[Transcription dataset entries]
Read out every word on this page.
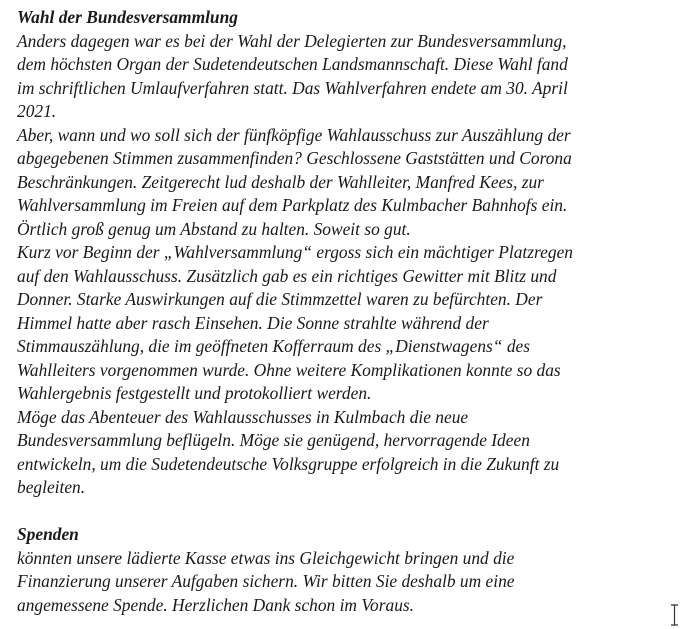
Wahl der Bundesversammlung
Anders dagegen war es bei der Wahl der Delegierten zur Bundesversammlung,
dem höchsten Organ der Sudetendeutschen Landsmannschaft. Diese Wahl fand
im schriftlichen Umlaufverfahren statt. Das Wahlverfahren endete am 30. April
2021.
Aber, wann und wo soll sich der fünfköpfige Wahlausschuss zur Auszählung der
abgegebenen Stimmen zusammenfinden? Geschlossene Gaststätten und Corona
Beschränkungen. Zeitgerecht lud deshalb der Wahlleiter, Manfred Kees, zur
Wahlversammlung im Freien auf dem Parkplatz des Kulmbacher Bahnhofs ein.
Örtlich groß genug um Abstand zu halten. Soweit so gut.
Kurz vor Beginn der „Wahlversammlung“ ergoss sich ein mächtiger Platzregen
auf den Wahlausschuss. Zusätzlich gab es ein richtiges Gewitter mit Blitz und
Donner. Starke Auswirkungen auf die Stimmzettel waren zu befürchten. Der
Himmel hatte aber rasch Einsehen. Die Sonne strahlte während der
Stimmauszählung, die im geöffneten Kofferraum des „Dienstwagens“ des
Wahlleiters vorgenommen wurde. Ohne weitere Komplikationen konnte so das
Wahlergebnis festgestellt und protokolliert werden.
Möge das Abenteuer des Wahlausschusses in Kulmbach die neue
Bundesversammlung beflügeln. Möge sie genügend, hervorragende Ideen
entwickeln, um die Sudetendeutsche Volksgruppe erfolgreich in die Zukunft zu
begleiten.
Spenden
könnten unsere lädierte Kasse etwas ins Gleichgewicht bringen und die
Finanzierung unserer Aufgaben sichern. Wir bitten Sie deshalb um eine
angemessene Spende. Herzlichen Dank schon im Voraus.
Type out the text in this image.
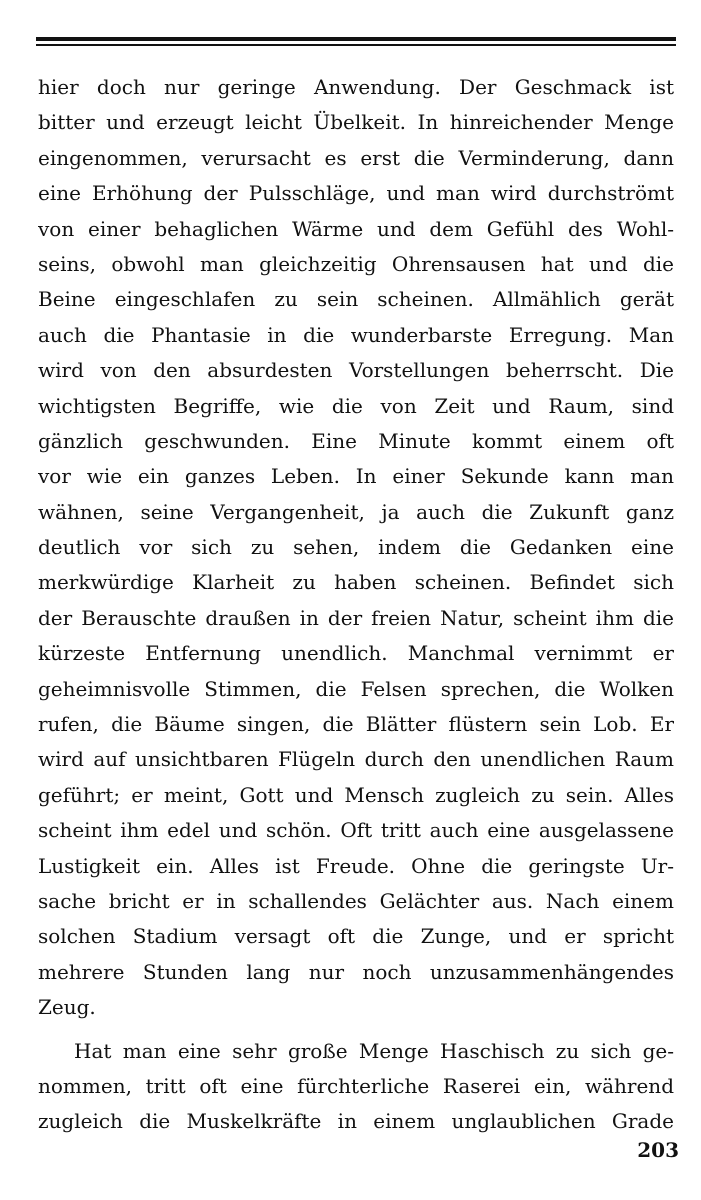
hier doch nur geringe Anwendung. Der Geschmack ist
bitter und erzeugt leicht Übelkeit. In hinreichender Menge
eingenommen, verursacht es erst die Verminderung, dann
eine Erhöhung der Pulsschläge, und man wird durchströmt
von einer behaglichen Wärme und dem Gefühl des Wohl-
seins, obwohl man gleichzeitig Ohrensausen hat und die
Beine eingeschlafen zu sein scheinen. Allmählich gerät
auch die Phantasie in die wunderbarste Erregung. Man
wird von den absurdesten Vorstellungen beherrscht. Die
wichtigsten Begriffe, wie die von Zeit und Raum, sind
gänzlich geschwunden. Eine Minute kommt einem oft
vor wie ein ganzes Leben. In einer Sekunde kann man
wähnen, seine Vergangenheit, ja auch die Zukunft ganz
deutlich vor sich zu sehen, indem die Gedanken eine
merkwürdige Klarheit zu haben scheinen. Befindet sich
der Berauschte draußen in der freien Natur, scheint ihm die
kürzeste Entfernung unendlich. Manchmal vernimmt er
geheimnisvolle Stimmen, die Felsen sprechen, die Wolken
rufen, die Bäume singen, die Blätter flüstern sein Lob. Er
wird auf unsichtbaren Flügeln durch den unendlichen Raum
geführt; er meint, Gott und Mensch zugleich zu sein. Alles
scheint ihm edel und schön. Oft tritt auch eine ausgelassene
Lustigkeit ein. Alles ist Freude. Ohne die geringste Ur-
sache bricht er in schallendes Gelächter aus. Nach einem
solchen Stadium versagt oft die Zunge, und er spricht
mehrere Stunden lang nur noch unzusammenhängendes
Zeug.
Hat man eine sehr große Menge Haschisch zu sich ge-
nommen, tritt oft eine fürchterliche Raserei ein, während
zugleich die Muskelkräfte in einem unglaublichen Grade
203
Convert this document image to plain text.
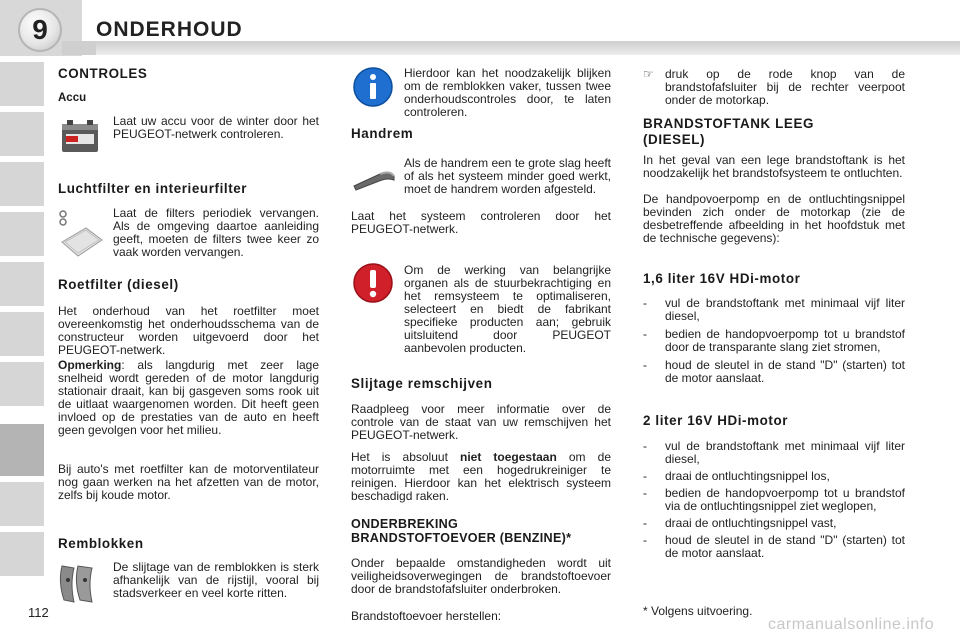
9	ONDERHOUD
CONTROLES
Accu
Laat uw accu voor de winter door het PEUGEOT-netwerk controleren.
Luchtfilter en interieurfilter
Laat de filters periodiek vervangen. Als de omgeving daartoe aanleiding geeft, moeten de filters twee keer zo vaak worden vervangen.
Roetfilter (diesel)
Het onderhoud van het roetfilter moet overeenkomstig het onderhoudsschema van de constructeur worden uitgevoerd door het PEUGEOT-netwerk.
Opmerking: als langdurig met zeer lage snelheid wordt gereden of de motor langdurig stationair draait, kan bij gasgeven soms rook uit de uitlaat waargenomen worden. Dit heeft geen invloed op de prestaties van de auto en heeft geen gevolgen voor het milieu.
Bij auto's met roetfilter kan de motorventilateur nog gaan werken na het afzetten van de motor, zelfs bij koude motor.
Remblokken
De slijtage van de remblokken is sterk afhankelijk van de rijstijl, vooral bij stadsverkeer en veel korte ritten.
112
Hierdoor kan het noodzakelijk blijken om de remblokken vaker, tussen twee onderhoudscontroles door, te laten controleren.
Handrem
Als de handrem een te grote slag heeft of als het systeem minder goed werkt, moet de handrem worden afgesteld.
Laat het systeem controleren door het PEUGEOT-netwerk.
Om de werking van belangrijke organen als de stuurbekrachtiging en het remsysteem te optimaliseren, selecteert en biedt de fabrikant specifieke producten aan; gebruik uitsluitend door PEUGEOT aanbevolen producten.
Slijtage remschijven
Raadpleeg voor meer informatie over de controle van de staat van uw remschijven het PEUGEOT-netwerk.
Het is absoluut niet toegestaan om de motorruimte met een hogedrukreiniger te reinigen. Hierdoor kan het elektrisch systeem beschadigd raken.
ONDERBREKING
BRANDSTOFTOEVOER (BENZINE)*
Onder bepaalde omstandigheden wordt uit veiligheidsoverwegingen de brandstoftoevoer door de brandstofafsluiter onderbroken.
Brandstoftoevoer herstellen:
☞ druk op de rode knop van de brandstofafsluiter bij de rechter veerpoot onder de motorkap.
BRANDSTOFTANK LEEG
(DIESEL)
In het geval van een lege brandstoftank is het noodzakelijk het brandstofsysteem te ontluchten.
De handpovoerpomp en de ontluchtingsnippel bevinden zich onder de motorkap (zie de desbetreffende afbeelding in het hoofdstuk met de technische gegevens):
1,6 liter 16V HDi-motor
-	vul de brandstoftank met minimaal vijf liter diesel,
-	bedien de handopvoerpomp tot u brandstof door de transparante slang ziet stromen,
-	houd de sleutel in de stand "D" (starten) tot de motor aanslaat.
2 liter 16V HDi-motor
-	vul de brandstoftank met minimaal vijf liter diesel,
-	draai de ontluchtingsnippel los,
-	bedien de handopvoerpomp tot u brandstof via de ontluchtingsnippel ziet weglopen,
-	draai de ontluchtingsnippel vast,
-	houd de sleutel in de stand "D" (starten) tot de motor aanslaat.
* Volgens uitvoering.
carmanualsonline.info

* _Work item_
Please report every line among the entries that includes "während".

* _Task solution_
Himmel hatte aber rasch Einsehen. Die Sonne strahlte während der
nommen, tritt oft eine fürchterliche Raserei ein, während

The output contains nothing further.